Search the material below for the string "документов" and list each line that holds it.

Data listing:
━━━━━━━━━━━━━━━━━━━━
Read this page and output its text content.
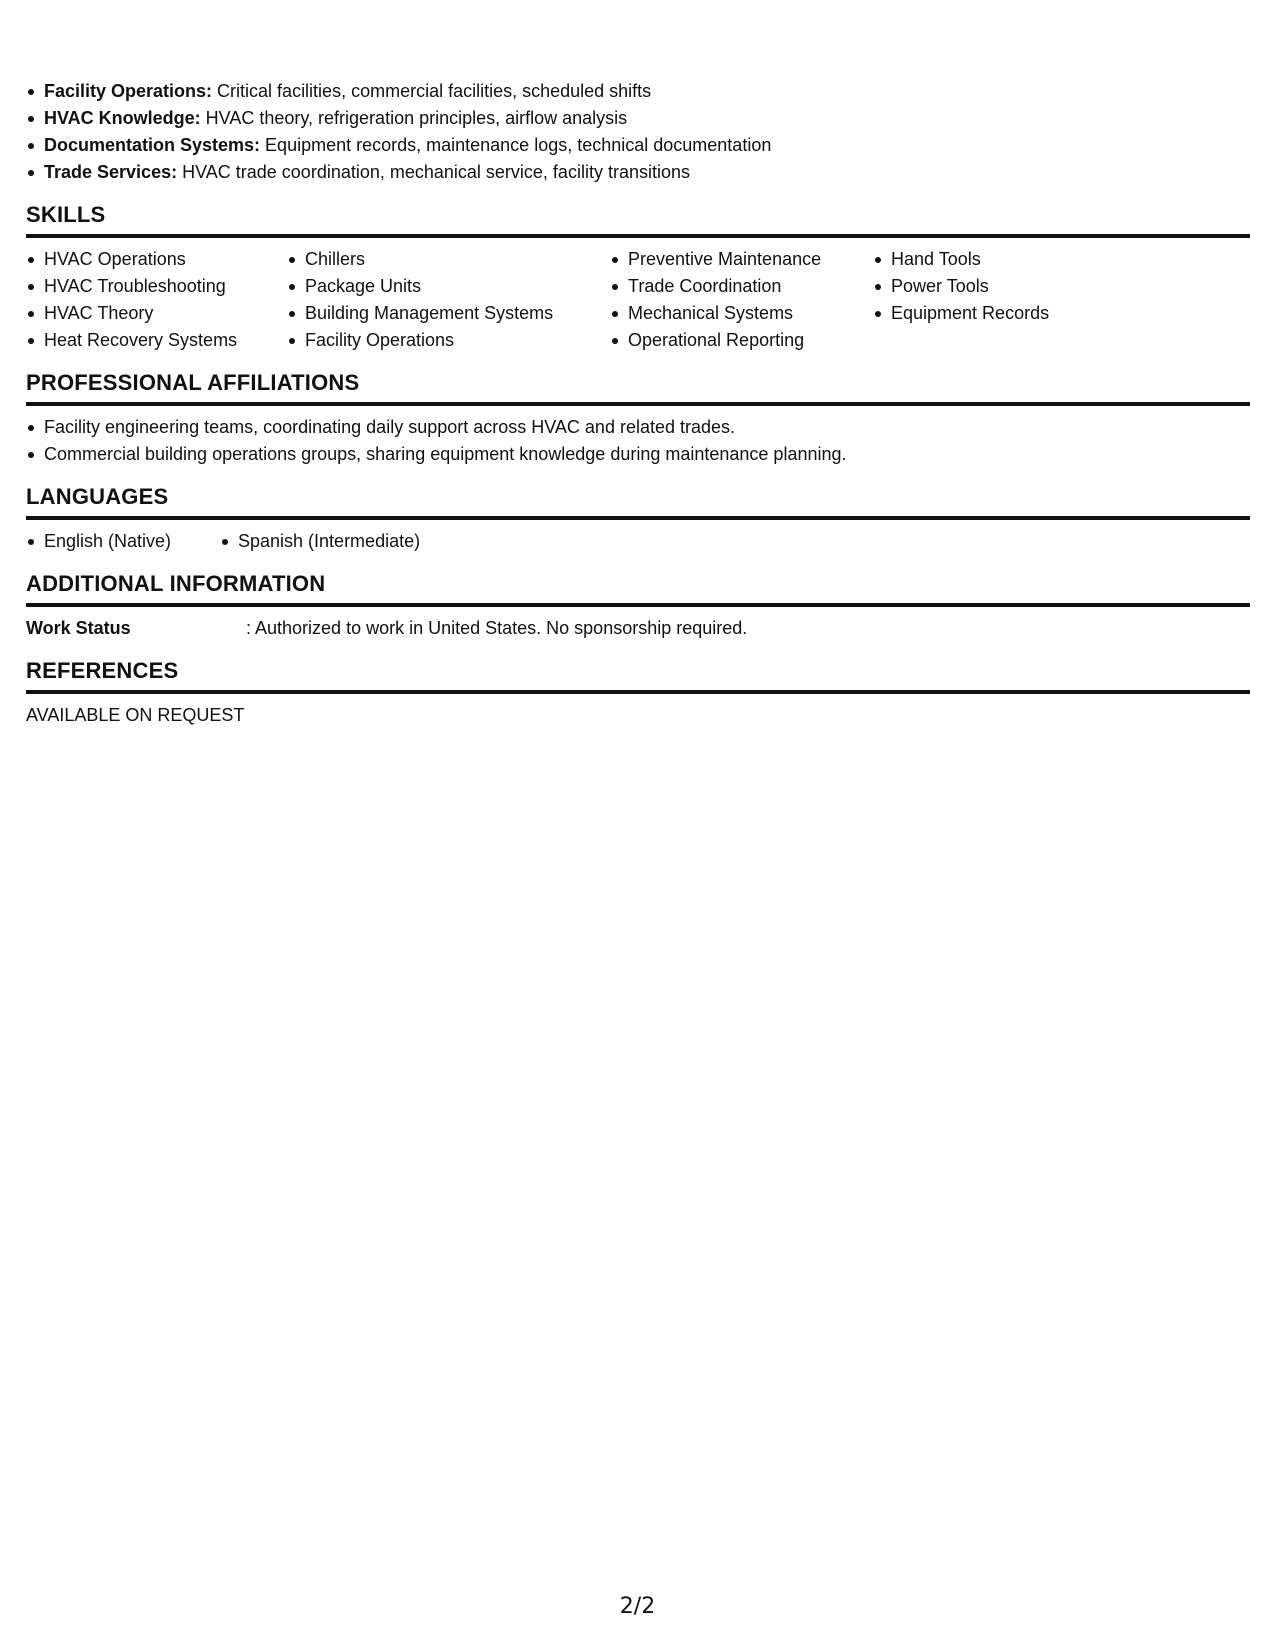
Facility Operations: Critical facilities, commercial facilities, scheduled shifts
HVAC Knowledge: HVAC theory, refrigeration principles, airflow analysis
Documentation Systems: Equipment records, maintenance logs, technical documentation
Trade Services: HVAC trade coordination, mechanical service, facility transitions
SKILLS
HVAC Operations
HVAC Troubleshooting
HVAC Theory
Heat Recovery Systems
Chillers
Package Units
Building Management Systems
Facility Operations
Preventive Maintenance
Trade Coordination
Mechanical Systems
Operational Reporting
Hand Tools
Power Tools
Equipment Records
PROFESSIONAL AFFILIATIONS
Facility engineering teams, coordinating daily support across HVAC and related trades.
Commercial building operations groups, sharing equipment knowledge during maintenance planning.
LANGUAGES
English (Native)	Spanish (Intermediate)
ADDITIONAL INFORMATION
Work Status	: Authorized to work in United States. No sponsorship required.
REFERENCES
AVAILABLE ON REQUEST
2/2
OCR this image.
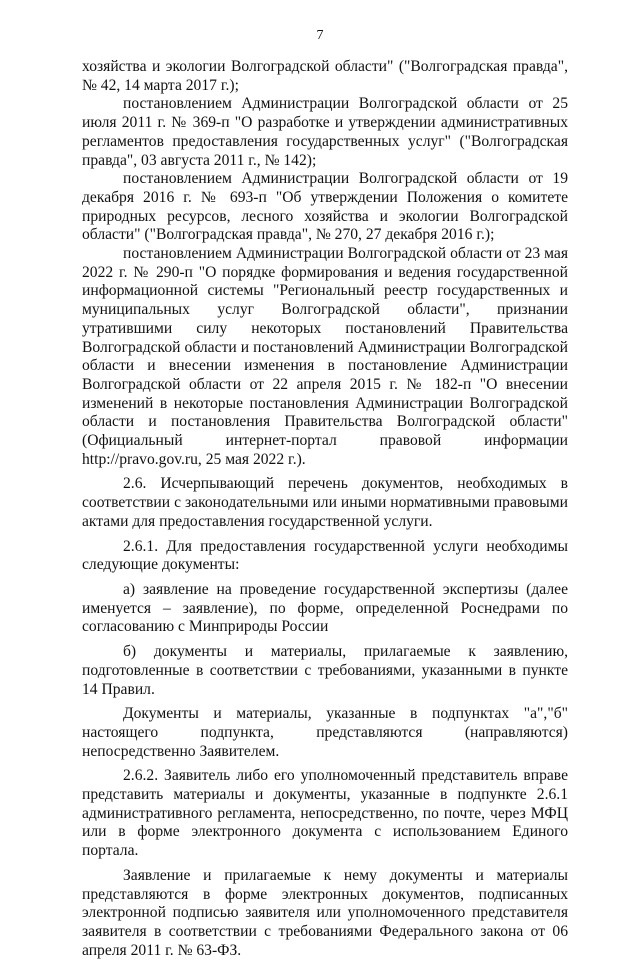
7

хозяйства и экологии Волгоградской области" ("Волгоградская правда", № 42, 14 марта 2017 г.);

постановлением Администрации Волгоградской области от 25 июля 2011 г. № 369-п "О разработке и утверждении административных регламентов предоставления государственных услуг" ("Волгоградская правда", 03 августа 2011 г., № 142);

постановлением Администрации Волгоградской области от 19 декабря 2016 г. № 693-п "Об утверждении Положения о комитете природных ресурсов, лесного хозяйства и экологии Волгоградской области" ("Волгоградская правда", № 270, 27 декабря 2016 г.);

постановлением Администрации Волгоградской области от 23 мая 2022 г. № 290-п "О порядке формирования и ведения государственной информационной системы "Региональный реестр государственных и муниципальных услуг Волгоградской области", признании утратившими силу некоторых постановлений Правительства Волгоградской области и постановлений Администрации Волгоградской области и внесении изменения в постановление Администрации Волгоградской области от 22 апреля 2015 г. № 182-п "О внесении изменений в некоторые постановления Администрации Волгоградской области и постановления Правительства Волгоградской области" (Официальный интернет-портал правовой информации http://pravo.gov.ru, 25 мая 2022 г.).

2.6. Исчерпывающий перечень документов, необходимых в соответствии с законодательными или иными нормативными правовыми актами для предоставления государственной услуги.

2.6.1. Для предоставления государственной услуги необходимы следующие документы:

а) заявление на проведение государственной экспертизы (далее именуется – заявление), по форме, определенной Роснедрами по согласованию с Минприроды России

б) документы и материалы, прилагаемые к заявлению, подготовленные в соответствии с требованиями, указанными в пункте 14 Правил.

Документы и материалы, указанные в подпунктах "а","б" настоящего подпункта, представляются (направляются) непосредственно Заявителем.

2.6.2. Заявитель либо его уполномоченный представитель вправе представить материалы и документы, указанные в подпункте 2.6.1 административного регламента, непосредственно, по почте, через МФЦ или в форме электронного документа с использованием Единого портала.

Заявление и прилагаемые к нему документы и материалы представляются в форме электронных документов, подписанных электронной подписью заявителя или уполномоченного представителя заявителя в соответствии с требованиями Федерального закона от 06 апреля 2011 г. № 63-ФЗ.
━━━━━━━━━━━━━━━━━━━━
Answer to the exercise:
2.6. Исчерпывающий перечень документов, необходимых в соответствии с законодательными или иными нормативными правовыми актами для предоставления государственной услуги.
Заявление и прилагаемые к нему документы и материалы представляются в форме электронных документов, подписанных электронной подписью заявителя или уполномоченного представителя заявителя в соответствии с требованиями Федерального закона от 06 апреля 2011 г. № 63-ФЗ.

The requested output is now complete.